(Stored data entries)
------------------------------------

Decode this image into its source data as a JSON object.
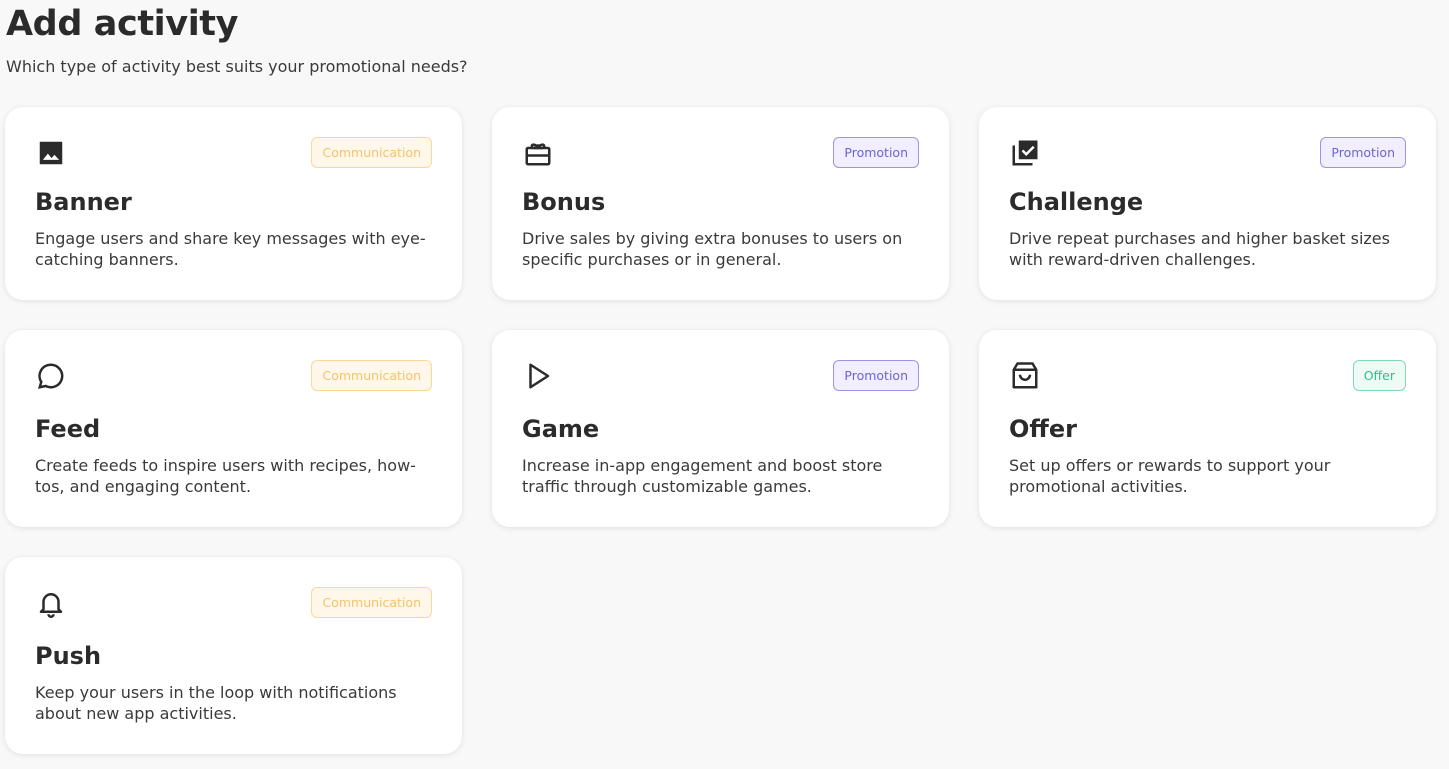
{
  "header": {
    "title": "Add activity",
    "subtitle": "Which type of activity best suits your promotional needs?"
  },
  "colors": {
    "communication": "#f6c26a",
    "promotion": "#6d63d6",
    "offer": "#2fbf8a"
  },
  "cards": [
    {
      "icon": "image-icon",
      "badge": "Communication",
      "title": "Banner",
      "description": "Engage users and share key messages with eye-catching banners."
    },
    {
      "icon": "gift-card-icon",
      "badge": "Promotion",
      "title": "Bonus",
      "description": "Drive sales by giving extra bonuses to users on specific purchases or in general."
    },
    {
      "icon": "library-check-icon",
      "badge": "Promotion",
      "title": "Challenge",
      "description": "Drive repeat purchases and higher basket sizes with reward-driven challenges."
    },
    {
      "icon": "chat-bubble-icon",
      "badge": "Communication",
      "title": "Feed",
      "description": "Create feeds to inspire users with recipes, how-tos, and engaging content."
    },
    {
      "icon": "play-icon",
      "badge": "Promotion",
      "title": "Game",
      "description": "Increase in-app engagement and boost store traffic through customizable games."
    },
    {
      "icon": "shopping-bag-icon",
      "badge": "Offer",
      "title": "Offer",
      "description": "Set up offers or rewards to support your promotional activities."
    },
    {
      "icon": "bell-icon",
      "badge": "Communication",
      "title": "Push",
      "description": "Keep your users in the loop with notifications about new app activities."
    }
  ]
}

------------------------------------

> [EXERCISE TASK]
Where a line above contains the string "promotional", copy that line.

> [EXERCISE RESPONSE]
    "subtitle": "Which type of activity best suits your promotional needs?"
      "description": "Set up offers or rewards to support your promotional activities."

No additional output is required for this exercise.